Extracts from a graphics dataset
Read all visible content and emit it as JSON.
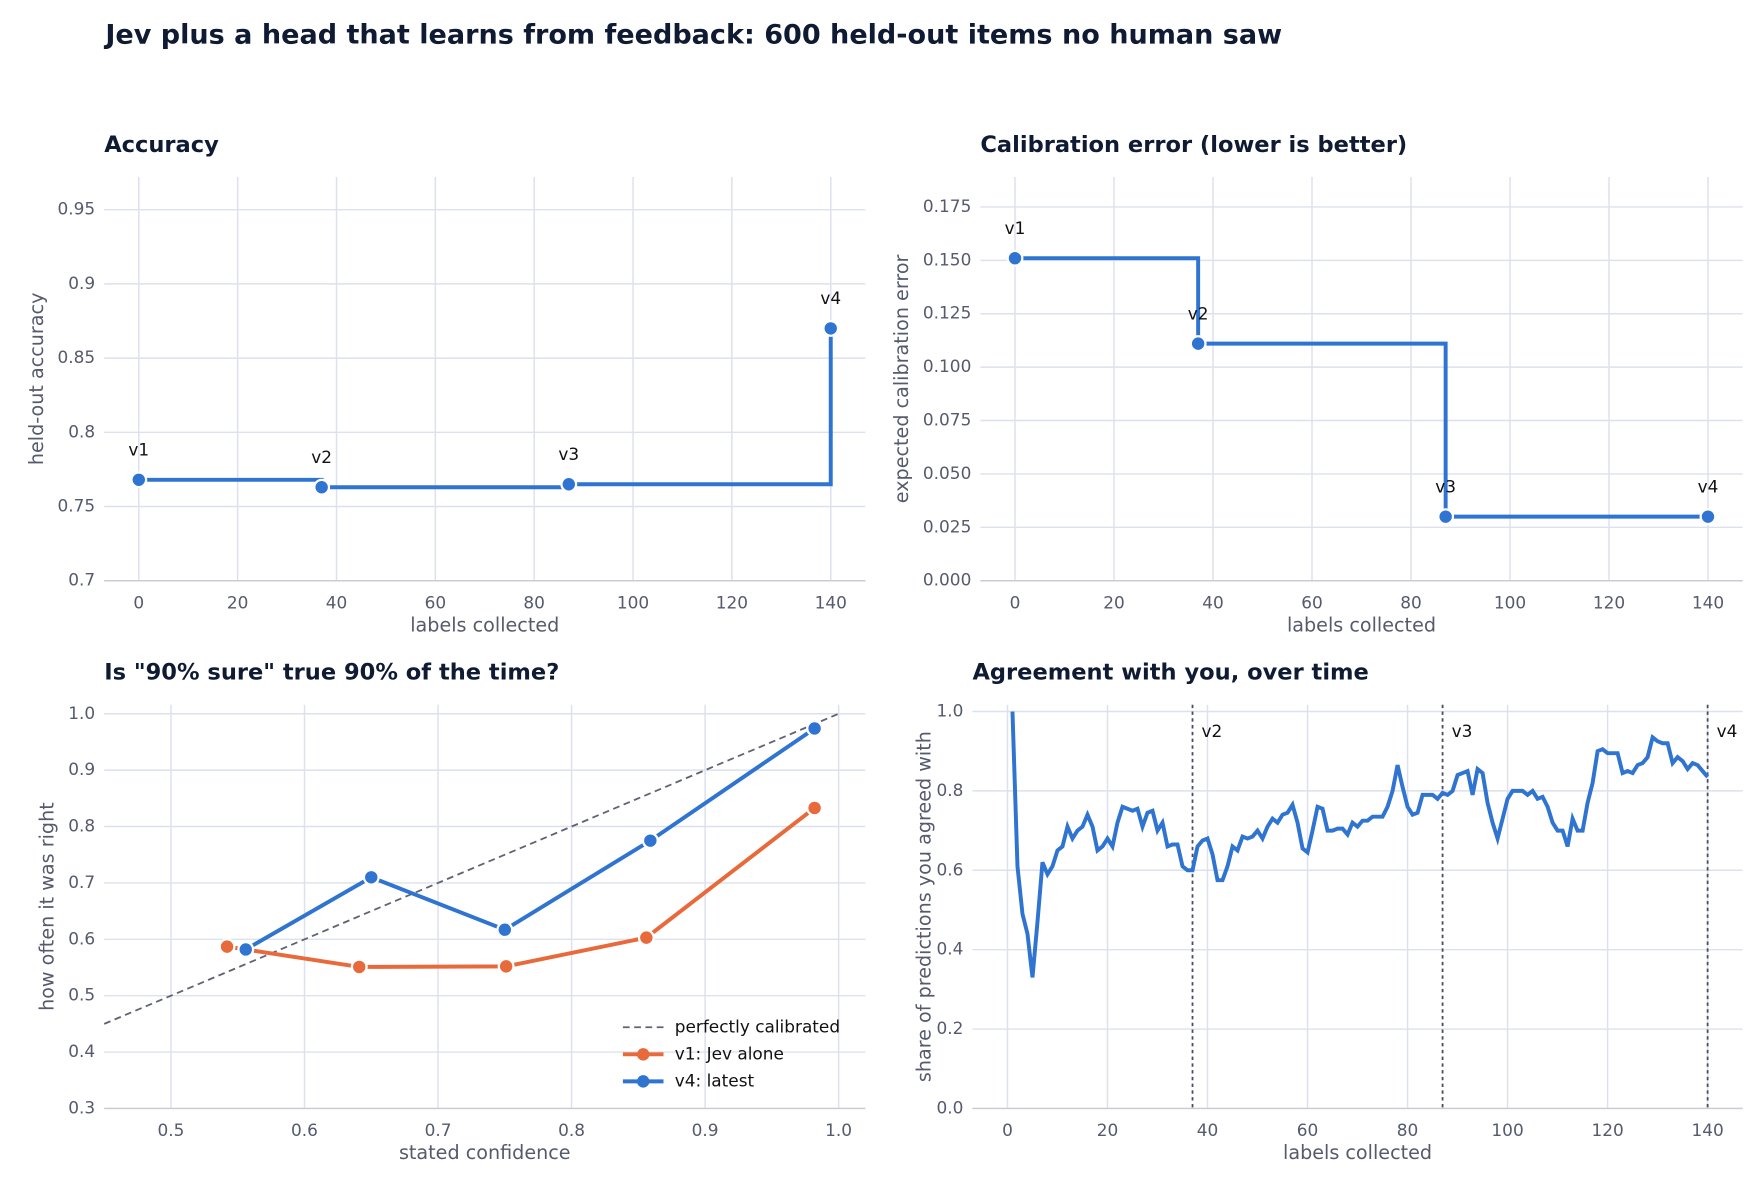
{
  "title": "Jev plus a head that learns from feedback: 600 held-out items no human saw",
  "chart_data": [
    {
      "type": "step",
      "title": "Accuracy",
      "xlabel": "labels collected",
      "ylabel": "held-out accuracy",
      "x": [
        0,
        37,
        87,
        140
      ],
      "values": [
        0.768,
        0.763,
        0.765,
        0.87
      ],
      "point_labels": [
        "v1",
        "v2",
        "v3",
        "v4"
      ],
      "color": "#2f74d0",
      "xlim": [
        -7,
        147
      ],
      "ylim": [
        0.7,
        0.972
      ],
      "xticks": [
        0,
        20,
        40,
        60,
        80,
        100,
        120,
        140
      ],
      "yticks": [
        0.7,
        0.75,
        0.8,
        0.85,
        0.9,
        0.95
      ],
      "grid": true
    },
    {
      "type": "step",
      "title": "Calibration error (lower is better)",
      "xlabel": "labels collected",
      "ylabel": "expected calibration error",
      "x": [
        0,
        37,
        87,
        140
      ],
      "values": [
        0.151,
        0.111,
        0.03,
        0.03
      ],
      "point_labels": [
        "v1",
        "v2",
        "v3",
        "v4"
      ],
      "color": "#2f74d0",
      "xlim": [
        -7,
        147
      ],
      "ylim": [
        0,
        0.189
      ],
      "xticks": [
        0,
        20,
        40,
        60,
        80,
        100,
        120,
        140
      ],
      "yticks": [
        {
          "value": 0,
          "label": "0.000"
        },
        0.025,
        {
          "value": 0.05,
          "label": "0.050"
        },
        0.075,
        {
          "value": 0.1,
          "label": "0.100"
        },
        0.125,
        {
          "value": 0.15,
          "label": "0.150"
        },
        0.175
      ],
      "grid": true
    },
    {
      "type": "line",
      "title": "Is \"90% sure\" true 90% of the time?",
      "xlabel": "stated confidence",
      "ylabel": "how often it was right",
      "series": [
        {
          "name": "perfectly calibrated",
          "color": "#5f6372",
          "dash": true,
          "markers": false,
          "x": [
            0.45,
            1
          ],
          "values": [
            0.45,
            1
          ]
        },
        {
          "name": "v1: Jev alone",
          "color": "#e8693a",
          "dash": false,
          "markers": true,
          "x": [
            0.542,
            0.641,
            0.751,
            0.856,
            0.982
          ],
          "values": [
            0.587,
            0.551,
            0.552,
            0.603,
            0.833
          ]
        },
        {
          "name": "v4: latest",
          "color": "#2f74d0",
          "dash": false,
          "markers": true,
          "x": [
            0.556,
            0.65,
            0.75,
            0.859,
            0.982
          ],
          "values": [
            0.582,
            0.71,
            0.617,
            0.775,
            0.974
          ]
        }
      ],
      "legend": "lower right",
      "xlim": [
        0.45,
        1.02
      ],
      "ylim": [
        0.3,
        1.016
      ],
      "xticks": [
        0.5,
        0.6,
        0.7,
        0.8,
        0.9,
        {
          "value": 1,
          "label": "1.0"
        }
      ],
      "yticks": [
        0.3,
        0.4,
        0.5,
        0.6,
        0.7,
        0.8,
        0.9,
        {
          "value": 1,
          "label": "1.0"
        }
      ],
      "grid": true
    },
    {
      "type": "line",
      "title": "Agreement with you, over time",
      "xlabel": "labels collected",
      "ylabel": "share of predictions you agreed with",
      "x": [
        1,
        2,
        3,
        4,
        5,
        6,
        7,
        8,
        9,
        10,
        11,
        12,
        13,
        14,
        15,
        16,
        17,
        18,
        19,
        20,
        21,
        22,
        23,
        24,
        25,
        26,
        27,
        28,
        29,
        30,
        31,
        32,
        33,
        34,
        35,
        36,
        37,
        38,
        39,
        40,
        41,
        42,
        43,
        44,
        45,
        46,
        47,
        48,
        49,
        50,
        51,
        52,
        53,
        54,
        55,
        56,
        57,
        58,
        59,
        60,
        61,
        62,
        63,
        64,
        65,
        66,
        67,
        68,
        69,
        70,
        71,
        72,
        73,
        74,
        75,
        76,
        77,
        78,
        79,
        80,
        81,
        82,
        83,
        84,
        85,
        86,
        87,
        88,
        89,
        90,
        91,
        92,
        93,
        94,
        95,
        96,
        97,
        98,
        99,
        100,
        101,
        102,
        103,
        104,
        105,
        106,
        107,
        108,
        109,
        110,
        111,
        112,
        113,
        114,
        115,
        116,
        117,
        118,
        119,
        120,
        121,
        122,
        123,
        124,
        125,
        126,
        127,
        128,
        129,
        130,
        131,
        132,
        133,
        134,
        135,
        136,
        137,
        138,
        139,
        140
      ],
      "values": [
        1.0,
        0.61,
        0.49,
        0.44,
        0.33,
        0.47,
        0.62,
        0.59,
        0.61,
        0.65,
        0.66,
        0.71,
        0.68,
        0.7,
        0.71,
        0.74,
        0.71,
        0.65,
        0.66,
        0.68,
        0.66,
        0.72,
        0.76,
        0.755,
        0.75,
        0.755,
        0.71,
        0.745,
        0.75,
        0.7,
        0.72,
        0.66,
        0.665,
        0.665,
        0.61,
        0.6,
        0.6,
        0.66,
        0.675,
        0.68,
        0.64,
        0.575,
        0.575,
        0.61,
        0.66,
        0.65,
        0.685,
        0.68,
        0.685,
        0.7,
        0.68,
        0.71,
        0.73,
        0.72,
        0.74,
        0.745,
        0.765,
        0.72,
        0.655,
        0.645,
        0.7,
        0.76,
        0.755,
        0.7,
        0.7,
        0.705,
        0.705,
        0.69,
        0.72,
        0.71,
        0.725,
        0.725,
        0.735,
        0.735,
        0.735,
        0.76,
        0.8,
        0.865,
        0.81,
        0.76,
        0.74,
        0.745,
        0.79,
        0.79,
        0.79,
        0.78,
        0.795,
        0.79,
        0.8,
        0.84,
        0.845,
        0.85,
        0.79,
        0.855,
        0.845,
        0.77,
        0.72,
        0.68,
        0.73,
        0.78,
        0.8,
        0.8,
        0.8,
        0.79,
        0.8,
        0.78,
        0.785,
        0.76,
        0.72,
        0.7,
        0.7,
        0.66,
        0.73,
        0.7,
        0.7,
        0.77,
        0.82,
        0.9,
        0.905,
        0.895,
        0.895,
        0.895,
        0.845,
        0.85,
        0.845,
        0.865,
        0.87,
        0.885,
        0.935,
        0.925,
        0.92,
        0.92,
        0.87,
        0.885,
        0.875,
        0.855,
        0.87,
        0.865,
        0.85,
        0.835
      ],
      "color": "#2f74d0",
      "vlines": [
        {
          "x": 37,
          "label": "v2"
        },
        {
          "x": 87,
          "label": "v3"
        },
        {
          "x": 140,
          "label": "v4"
        }
      ],
      "xlim": [
        -7,
        147
      ],
      "ylim": [
        0,
        1.017
      ],
      "xticks": [
        0,
        20,
        40,
        60,
        80,
        100,
        120,
        140
      ],
      "yticks": [
        {
          "value": 0,
          "label": "0.0"
        },
        0.2,
        0.4,
        0.6,
        0.8,
        {
          "value": 1,
          "label": "1.0"
        }
      ],
      "grid": true
    }
  ]
}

**Work instructions**
Are you able to set down all the lines above exactly, without any pictures?

**Exercise result**
Read all visible content and emit it as JSON.
{
  "title": "Jev plus a head that learns from feedback: 600 held-out items no human saw",
  "chart_data": [
    {
      "type": "step",
      "title": "Accuracy",
      "xlabel": "labels collected",
      "ylabel": "held-out accuracy",
      "x": [
        0,
        37,
        87,
        140
      ],
      "values": [
        0.768,
        0.763,
        0.765,
        0.87
      ],
      "point_labels": [
        "v1",
        "v2",
        "v3",
        "v4"
      ],
      "color": "#2f74d0",
      "xlim": [
        -7,
        147
      ],
      "ylim": [
        0.7,
        0.972
      ],
      "xticks": [
        0,
        20,
        40,
        60,
        80,
        100,
        120,
        140
      ],
      "yticks": [
        0.7,
        0.75,
        0.8,
        0.85,
        0.9,
        0.95
      ],
      "grid": true
    },
    {
      "type": "step",
      "title": "Calibration error (lower is better)",
      "xlabel": "labels collected",
      "ylabel": "expected calibration error",
      "x": [
        0,
        37,
        87,
        140
      ],
      "values": [
        0.151,
        0.111,
        0.03,
        0.03
      ],
      "point_labels": [
        "v1",
        "v2",
        "v3",
        "v4"
      ],
      "color": "#2f74d0",
      "xlim": [
        -7,
        147
      ],
      "ylim": [
        0,
        0.189
      ],
      "xticks": [
        0,
        20,
        40,
        60,
        80,
        100,
        120,
        140
      ],
      "yticks": [
        {
          "value": 0,
          "label": "0.000"
        },
        0.025,
        {
          "value": 0.05,
          "label": "0.050"
        },
        0.075,
        {
          "value": 0.1,
          "label": "0.100"
        },
        0.125,
        {
          "value": 0.15,
          "label": "0.150"
        },
        0.175
      ],
      "grid": true
    },
    {
      "type": "line",
      "title": "Is \"90% sure\" true 90% of the time?",
      "xlabel": "stated confidence",
      "ylabel": "how often it was right",
      "series": [
        {
          "name": "perfectly calibrated",
          "color": "#5f6372",
          "dash": true,
          "markers": false,
          "x": [
            0.45,
            1
          ],
          "values": [
            0.45,
            1
          ]
        },
        {
          "name": "v1: Jev alone",
          "color": "#e8693a",
          "dash": false,
          "markers": true,
          "x": [
            0.542,
            0.641,
            0.751,
            0.856,
            0.982
          ],
          "values": [
            0.587,
            0.551,
            0.552,
            0.603,
            0.833
          ]
        },
        {
          "name": "v4: latest",
          "color": "#2f74d0",
          "dash": false,
          "markers": true,
          "x": [
            0.556,
            0.65,
            0.75,
            0.859,
            0.982
          ],
          "values": [
            0.582,
            0.71,
            0.617,
            0.775,
            0.974
          ]
        }
      ],
      "legend": "lower right",
      "xlim": [
        0.45,
        1.02
      ],
      "ylim": [
        0.3,
        1.016
      ],
      "xticks": [
        0.5,
        0.6,
        0.7,
        0.8,
        0.9,
        {
          "value": 1,
          "label": "1.0"
        }
      ],
      "yticks": [
        0.3,
        0.4,
        0.5,
        0.6,
        0.7,
        0.8,
        0.9,
        {
          "value": 1,
          "label": "1.0"
        }
      ],
      "grid": true
    },
    {
      "type": "line",
      "title": "Agreement with you, over time",
      "xlabel": "labels collected",
      "ylabel": "share of predictions you agreed with",
      "x": [
        1,
        2,
        3,
        4,
        5,
        6,
        7,
        8,
        9,
        10,
        11,
        12,
        13,
        14,
        15,
        16,
        17,
        18,
        19,
        20,
        21,
        22,
        23,
        24,
        25,
        26,
        27,
        28,
        29,
        30,
        31,
        32,
        33,
        34,
        35,
        36,
        37,
        38,
        39,
        40,
        41,
        42,
        43,
        44,
        45,
        46,
        47,
        48,
        49,
        50,
        51,
        52,
        53,
        54,
        55,
        56,
        57,
        58,
        59,
        60,
        61,
        62,
        63,
        64,
        65,
        66,
        67,
        68,
        69,
        70,
        71,
        72,
        73,
        74,
        75,
        76,
        77,
        78,
        79,
        80,
        81,
        82,
        83,
        84,
        85,
        86,
        87,
        88,
        89,
        90,
        91,
        92,
        93,
        94,
        95,
        96,
        97,
        98,
        99,
        100,
        101,
        102,
        103,
        104,
        105,
        106,
        107,
        108,
        109,
        110,
        111,
        112,
        113,
        114,
        115,
        116,
        117,
        118,
        119,
        120,
        121,
        122,
        123,
        124,
        125,
        126,
        127,
        128,
        129,
        130,
        131,
        132,
        133,
        134,
        135,
        136,
        137,
        138,
        139,
        140
      ],
      "values": [
        1.0,
        0.61,
        0.49,
        0.44,
        0.33,
        0.47,
        0.62,
        0.59,
        0.61,
        0.65,
        0.66,
        0.71,
        0.68,
        0.7,
        0.71,
        0.74,
        0.71,
        0.65,
        0.66,
        0.68,
        0.66,
        0.72,
        0.76,
        0.755,
        0.75,
        0.755,
        0.71,
        0.745,
        0.75,
        0.7,
        0.72,
        0.66,
        0.665,
        0.665,
        0.61,
        0.6,
        0.6,
        0.66,
        0.675,
        0.68,
        0.64,
        0.575,
        0.575,
        0.61,
        0.66,
        0.65,
        0.685,
        0.68,
        0.685,
        0.7,
        0.68,
        0.71,
        0.73,
        0.72,
        0.74,
        0.745,
        0.765,
        0.72,
        0.655,
        0.645,
        0.7,
        0.76,
        0.755,
        0.7,
        0.7,
        0.705,
        0.705,
        0.69,
        0.72,
        0.71,
        0.725,
        0.725,
        0.735,
        0.735,
        0.735,
        0.76,
        0.8,
        0.865,
        0.81,
        0.76,
        0.74,
        0.745,
        0.79,
        0.79,
        0.79,
        0.78,
        0.795,
        0.79,
        0.8,
        0.84,
        0.845,
        0.85,
        0.79,
        0.855,
        0.845,
        0.77,
        0.72,
        0.68,
        0.73,
        0.78,
        0.8,
        0.8,
        0.8,
        0.79,
        0.8,
        0.78,
        0.785,
        0.76,
        0.72,
        0.7,
        0.7,
        0.66,
        0.73,
        0.7,
        0.7,
        0.77,
        0.82,
        0.9,
        0.905,
        0.895,
        0.895,
        0.895,
        0.845,
        0.85,
        0.845,
        0.865,
        0.87,
        0.885,
        0.935,
        0.925,
        0.92,
        0.92,
        0.87,
        0.885,
        0.875,
        0.855,
        0.87,
        0.865,
        0.85,
        0.835
      ],
      "color": "#2f74d0",
      "vlines": [
        {
          "x": 37,
          "label": "v2"
        },
        {
          "x": 87,
          "label": "v3"
        },
        {
          "x": 140,
          "label": "v4"
        }
      ],
      "xlim": [
        -7,
        147
      ],
      "ylim": [
        0,
        1.017
      ],
      "xticks": [
        0,
        20,
        40,
        60,
        80,
        100,
        120,
        140
      ],
      "yticks": [
        {
          "value": 0,
          "label": "0.0"
        },
        0.2,
        0.4,
        0.6,
        0.8,
        {
          "value": 1,
          "label": "1.0"
        }
      ],
      "grid": true
    }
  ]
}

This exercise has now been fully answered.